### TASK TO COMPLETE
Print out the material that follows word for word.

### Collected data entries
════════
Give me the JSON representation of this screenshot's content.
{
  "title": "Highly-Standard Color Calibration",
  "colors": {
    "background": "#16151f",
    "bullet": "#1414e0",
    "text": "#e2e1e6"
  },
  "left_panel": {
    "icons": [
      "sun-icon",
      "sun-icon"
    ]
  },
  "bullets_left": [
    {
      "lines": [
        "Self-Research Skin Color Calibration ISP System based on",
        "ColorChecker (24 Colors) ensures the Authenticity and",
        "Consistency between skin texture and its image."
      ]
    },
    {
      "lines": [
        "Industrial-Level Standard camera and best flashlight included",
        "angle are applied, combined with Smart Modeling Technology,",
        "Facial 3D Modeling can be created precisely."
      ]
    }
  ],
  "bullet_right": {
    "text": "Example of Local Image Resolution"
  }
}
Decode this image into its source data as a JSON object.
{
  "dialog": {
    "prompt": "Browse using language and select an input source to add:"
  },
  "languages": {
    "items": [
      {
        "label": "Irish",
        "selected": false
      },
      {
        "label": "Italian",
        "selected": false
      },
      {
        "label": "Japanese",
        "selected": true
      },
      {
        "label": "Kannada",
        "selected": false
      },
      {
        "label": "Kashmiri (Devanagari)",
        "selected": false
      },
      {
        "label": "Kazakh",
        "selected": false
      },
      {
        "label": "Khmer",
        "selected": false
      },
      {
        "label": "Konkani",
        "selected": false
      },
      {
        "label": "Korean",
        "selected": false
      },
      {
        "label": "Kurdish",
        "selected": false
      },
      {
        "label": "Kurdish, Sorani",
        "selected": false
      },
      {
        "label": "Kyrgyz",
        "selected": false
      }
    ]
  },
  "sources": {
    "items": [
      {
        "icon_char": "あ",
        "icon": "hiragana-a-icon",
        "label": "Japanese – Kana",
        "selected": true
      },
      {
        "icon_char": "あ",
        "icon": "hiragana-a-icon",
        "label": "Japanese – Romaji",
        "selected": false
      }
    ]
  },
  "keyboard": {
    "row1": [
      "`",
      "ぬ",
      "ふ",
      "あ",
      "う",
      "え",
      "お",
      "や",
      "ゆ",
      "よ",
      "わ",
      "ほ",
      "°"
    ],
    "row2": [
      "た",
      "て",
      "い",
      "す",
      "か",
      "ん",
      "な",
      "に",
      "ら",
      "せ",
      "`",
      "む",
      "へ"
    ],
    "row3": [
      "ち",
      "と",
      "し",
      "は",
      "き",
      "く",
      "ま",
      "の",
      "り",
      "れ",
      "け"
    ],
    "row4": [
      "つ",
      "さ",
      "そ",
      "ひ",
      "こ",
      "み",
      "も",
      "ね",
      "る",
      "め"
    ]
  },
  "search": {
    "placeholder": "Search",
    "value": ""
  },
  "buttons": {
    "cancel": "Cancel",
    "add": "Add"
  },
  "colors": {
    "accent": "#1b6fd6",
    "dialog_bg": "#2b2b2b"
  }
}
════════
### RESULT OF THIS EXERCISE
Give me the JSON representation of this screenshot's content.
{
  "title": "Highly-Standard Color Calibration",
  "colors": {
    "background": "#16151f",
    "bullet": "#1414e0",
    "text": "#e2e1e6"
  },
  "left_panel": {
    "icons": [
      "sun-icon",
      "sun-icon"
    ]
  },
  "bullets_left": [
    {
      "lines": [
        "Self-Research Skin Color Calibration ISP System based on",
        "ColorChecker (24 Colors) ensures the Authenticity and",
        "Consistency between skin texture and its image."
      ]
    },
    {
      "lines": [
        "Industrial-Level Standard camera and best flashlight included",
        "angle are applied, combined with Smart Modeling Technology,",
        "Facial 3D Modeling can be created precisely."
      ]
    }
  ],
  "bullet_right": {
    "text": "Example of Local Image Resolution"
  }
}
Decode this image into its source data as a JSON object.
{
  "dialog": {
    "prompt": "Browse using language and select an input source to add:"
  },
  "languages": {
    "items": [
      {
        "label": "Irish",
        "selected": false
      },
      {
        "label": "Italian",
        "selected": false
      },
      {
        "label": "Japanese",
        "selected": true
      },
      {
        "label": "Kannada",
        "selected": false
      },
      {
        "label": "Kashmiri (Devanagari)",
        "selected": false
      },
      {
        "label": "Kazakh",
        "selected": false
      },
      {
        "label": "Khmer",
        "selected": false
      },
      {
        "label": "Konkani",
        "selected": false
      },
      {
        "label": "Korean",
        "selected": false
      },
      {
        "label": "Kurdish",
        "selected": false
      },
      {
        "label": "Kurdish, Sorani",
        "selected": false
      },
      {
        "label": "Kyrgyz",
        "selected": false
      }
    ]
  },
  "sources": {
    "items": [
      {
        "icon_char": "あ",
        "icon": "hiragana-a-icon",
        "label": "Japanese – Kana",
        "selected": true
      },
      {
        "icon_char": "あ",
        "icon": "hiragana-a-icon",
        "label": "Japanese – Romaji",
        "selected": false
      }
    ]
  },
  "keyboard": {
    "row1": [
      "`",
      "ぬ",
      "ふ",
      "あ",
      "う",
      "え",
      "お",
      "や",
      "ゆ",
      "よ",
      "わ",
      "ほ",
      "°"
    ],
    "row2": [
      "た",
      "て",
      "い",
      "す",
      "か",
      "ん",
      "な",
      "に",
      "ら",
      "せ",
      "`",
      "む",
      "へ"
    ],
    "row3": [
      "ち",
      "と",
      "し",
      "は",
      "き",
      "く",
      "ま",
      "の",
      "り",
      "れ",
      "け"
    ],
    "row4": [
      "つ",
      "さ",
      "そ",
      "ひ",
      "こ",
      "み",
      "も",
      "ね",
      "る",
      "め"
    ]
  },
  "search": {
    "placeholder": "Search",
    "value": ""
  },
  "buttons": {
    "cancel": "Cancel",
    "add": "Add"
  },
  "colors": {
    "accent": "#1b6fd6",
    "dialog_bg": "#2b2b2b"
  }
}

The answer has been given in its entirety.